§ Source data:
+ + + + +
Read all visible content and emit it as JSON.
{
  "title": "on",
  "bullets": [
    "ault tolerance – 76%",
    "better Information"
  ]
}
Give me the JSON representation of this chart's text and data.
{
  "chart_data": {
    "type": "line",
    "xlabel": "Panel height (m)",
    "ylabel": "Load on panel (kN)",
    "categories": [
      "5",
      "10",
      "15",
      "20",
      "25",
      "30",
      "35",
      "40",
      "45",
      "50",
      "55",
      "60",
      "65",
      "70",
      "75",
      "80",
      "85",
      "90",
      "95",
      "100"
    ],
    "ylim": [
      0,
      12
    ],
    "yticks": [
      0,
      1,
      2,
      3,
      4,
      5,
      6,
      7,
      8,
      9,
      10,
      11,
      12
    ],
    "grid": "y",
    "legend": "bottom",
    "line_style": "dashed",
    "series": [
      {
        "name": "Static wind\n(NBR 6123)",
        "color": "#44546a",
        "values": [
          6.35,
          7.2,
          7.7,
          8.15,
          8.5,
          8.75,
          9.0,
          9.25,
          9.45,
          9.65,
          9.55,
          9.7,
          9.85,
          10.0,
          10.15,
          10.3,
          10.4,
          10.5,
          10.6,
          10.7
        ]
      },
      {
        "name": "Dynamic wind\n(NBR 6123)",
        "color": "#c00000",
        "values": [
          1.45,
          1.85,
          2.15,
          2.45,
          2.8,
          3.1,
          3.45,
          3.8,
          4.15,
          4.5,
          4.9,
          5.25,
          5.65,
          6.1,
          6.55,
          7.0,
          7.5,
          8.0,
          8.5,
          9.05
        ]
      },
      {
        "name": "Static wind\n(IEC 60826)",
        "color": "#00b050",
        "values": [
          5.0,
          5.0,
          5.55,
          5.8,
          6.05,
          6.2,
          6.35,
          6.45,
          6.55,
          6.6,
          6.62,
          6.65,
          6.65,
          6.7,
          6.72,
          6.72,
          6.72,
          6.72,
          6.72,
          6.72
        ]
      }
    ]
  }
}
+ + + + +
§ What is being asked: Search the records for the string "color" and return every line in which it occurs.

§ Result:
        "color": "#44546a",
        "color": "#c00000",
        "color": "#00b050",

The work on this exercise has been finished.